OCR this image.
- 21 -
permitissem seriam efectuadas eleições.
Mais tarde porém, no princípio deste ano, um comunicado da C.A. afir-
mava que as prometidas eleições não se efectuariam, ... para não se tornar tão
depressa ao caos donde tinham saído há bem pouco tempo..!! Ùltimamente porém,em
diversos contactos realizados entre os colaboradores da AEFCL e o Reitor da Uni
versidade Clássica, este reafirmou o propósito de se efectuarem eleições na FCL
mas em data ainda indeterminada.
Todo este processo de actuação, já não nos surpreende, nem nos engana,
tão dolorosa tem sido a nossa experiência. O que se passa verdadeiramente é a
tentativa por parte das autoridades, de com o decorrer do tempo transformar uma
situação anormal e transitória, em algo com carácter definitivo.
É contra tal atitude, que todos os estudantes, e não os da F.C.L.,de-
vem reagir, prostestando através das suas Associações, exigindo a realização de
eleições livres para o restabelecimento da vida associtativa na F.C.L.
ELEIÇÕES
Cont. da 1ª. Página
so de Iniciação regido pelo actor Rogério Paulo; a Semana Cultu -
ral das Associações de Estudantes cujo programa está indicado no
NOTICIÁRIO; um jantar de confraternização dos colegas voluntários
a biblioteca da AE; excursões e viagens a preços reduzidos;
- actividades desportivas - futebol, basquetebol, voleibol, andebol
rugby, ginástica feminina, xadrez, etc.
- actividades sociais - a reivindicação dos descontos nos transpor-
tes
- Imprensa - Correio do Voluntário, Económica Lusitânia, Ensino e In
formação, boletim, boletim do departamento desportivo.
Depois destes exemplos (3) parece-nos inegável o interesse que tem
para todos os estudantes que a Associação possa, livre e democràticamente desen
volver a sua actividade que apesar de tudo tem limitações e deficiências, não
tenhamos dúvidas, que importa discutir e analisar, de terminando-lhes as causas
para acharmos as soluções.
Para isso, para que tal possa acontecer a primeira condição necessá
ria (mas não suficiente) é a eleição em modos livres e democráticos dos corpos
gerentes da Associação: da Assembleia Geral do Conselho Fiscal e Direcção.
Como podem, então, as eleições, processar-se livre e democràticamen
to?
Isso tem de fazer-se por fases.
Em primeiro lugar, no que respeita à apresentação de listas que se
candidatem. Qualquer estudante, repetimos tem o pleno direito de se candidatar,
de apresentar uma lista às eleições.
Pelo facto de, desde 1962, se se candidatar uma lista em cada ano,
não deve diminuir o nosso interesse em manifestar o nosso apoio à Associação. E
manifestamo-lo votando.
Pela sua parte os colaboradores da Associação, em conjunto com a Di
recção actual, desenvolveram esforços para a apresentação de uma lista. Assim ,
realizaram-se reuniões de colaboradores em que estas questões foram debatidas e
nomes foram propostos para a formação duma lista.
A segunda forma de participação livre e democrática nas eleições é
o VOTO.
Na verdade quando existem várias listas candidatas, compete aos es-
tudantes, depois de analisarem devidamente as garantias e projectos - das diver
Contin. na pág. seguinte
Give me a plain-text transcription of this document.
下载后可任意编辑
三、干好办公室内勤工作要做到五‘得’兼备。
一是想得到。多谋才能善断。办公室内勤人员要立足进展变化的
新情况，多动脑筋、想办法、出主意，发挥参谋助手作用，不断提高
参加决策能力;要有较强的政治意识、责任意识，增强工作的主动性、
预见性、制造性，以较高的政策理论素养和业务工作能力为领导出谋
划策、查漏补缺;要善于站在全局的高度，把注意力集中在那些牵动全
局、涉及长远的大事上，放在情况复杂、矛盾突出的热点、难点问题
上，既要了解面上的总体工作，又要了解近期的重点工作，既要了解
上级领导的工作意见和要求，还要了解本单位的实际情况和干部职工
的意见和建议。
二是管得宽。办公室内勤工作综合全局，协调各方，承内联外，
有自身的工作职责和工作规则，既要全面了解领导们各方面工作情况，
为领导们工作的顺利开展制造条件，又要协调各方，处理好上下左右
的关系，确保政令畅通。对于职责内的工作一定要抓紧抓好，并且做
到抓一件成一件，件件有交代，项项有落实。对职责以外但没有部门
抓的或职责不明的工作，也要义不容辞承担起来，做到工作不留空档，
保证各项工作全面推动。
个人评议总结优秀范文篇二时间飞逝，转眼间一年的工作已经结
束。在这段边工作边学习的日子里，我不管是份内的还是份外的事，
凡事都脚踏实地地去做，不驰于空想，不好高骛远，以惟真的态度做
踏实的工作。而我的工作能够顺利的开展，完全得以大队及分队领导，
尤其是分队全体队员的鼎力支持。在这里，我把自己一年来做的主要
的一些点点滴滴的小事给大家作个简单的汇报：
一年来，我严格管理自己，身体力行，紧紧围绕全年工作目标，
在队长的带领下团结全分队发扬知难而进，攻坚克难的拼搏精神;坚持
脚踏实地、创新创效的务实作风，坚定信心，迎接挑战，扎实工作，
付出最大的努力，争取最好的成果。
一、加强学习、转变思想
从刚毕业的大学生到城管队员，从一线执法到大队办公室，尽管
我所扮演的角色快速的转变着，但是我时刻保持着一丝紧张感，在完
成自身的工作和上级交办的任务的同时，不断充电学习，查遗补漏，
::::
**What to work on:**
Repeat word for word the lines running from the line containing "Give me a plain-text" to the end of the entries above, inclusive.

**Reply:**
Give me a plain-text transcription of this document.
下载后可任意编辑
三、干好办公室内勤工作要做到五‘得’兼备。
一是想得到。多谋才能善断。办公室内勤人员要立足进展变化的
新情况，多动脑筋、想办法、出主意，发挥参谋助手作用，不断提高
参加决策能力;要有较强的政治意识、责任意识，增强工作的主动性、
预见性、制造性，以较高的政策理论素养和业务工作能力为领导出谋
划策、查漏补缺;要善于站在全局的高度，把注意力集中在那些牵动全
局、涉及长远的大事上，放在情况复杂、矛盾突出的热点、难点问题
上，既要了解面上的总体工作，又要了解近期的重点工作，既要了解
上级领导的工作意见和要求，还要了解本单位的实际情况和干部职工
的意见和建议。
二是管得宽。办公室内勤工作综合全局，协调各方，承内联外，
有自身的工作职责和工作规则，既要全面了解领导们各方面工作情况，
为领导们工作的顺利开展制造条件，又要协调各方，处理好上下左右
的关系，确保政令畅通。对于职责内的工作一定要抓紧抓好，并且做
到抓一件成一件，件件有交代，项项有落实。对职责以外但没有部门
抓的或职责不明的工作，也要义不容辞承担起来，做到工作不留空档，
保证各项工作全面推动。
个人评议总结优秀范文篇二时间飞逝，转眼间一年的工作已经结
束。在这段边工作边学习的日子里，我不管是份内的还是份外的事，
凡事都脚踏实地地去做，不驰于空想，不好高骛远，以惟真的态度做
踏实的工作。而我的工作能够顺利的开展，完全得以大队及分队领导，
尤其是分队全体队员的鼎力支持。在这里，我把自己一年来做的主要
的一些点点滴滴的小事给大家作个简单的汇报：
一年来，我严格管理自己，身体力行，紧紧围绕全年工作目标，
在队长的带领下团结全分队发扬知难而进，攻坚克难的拼搏精神;坚持
脚踏实地、创新创效的务实作风，坚定信心，迎接挑战，扎实工作，
付出最大的努力，争取最好的成果。
一、加强学习、转变思想
从刚毕业的大学生到城管队员，从一线执法到大队办公室，尽管
我所扮演的角色快速的转变着，但是我时刻保持着一丝紧张感，在完
成自身的工作和上级交办的任务的同时，不断充电学习，查遗补漏，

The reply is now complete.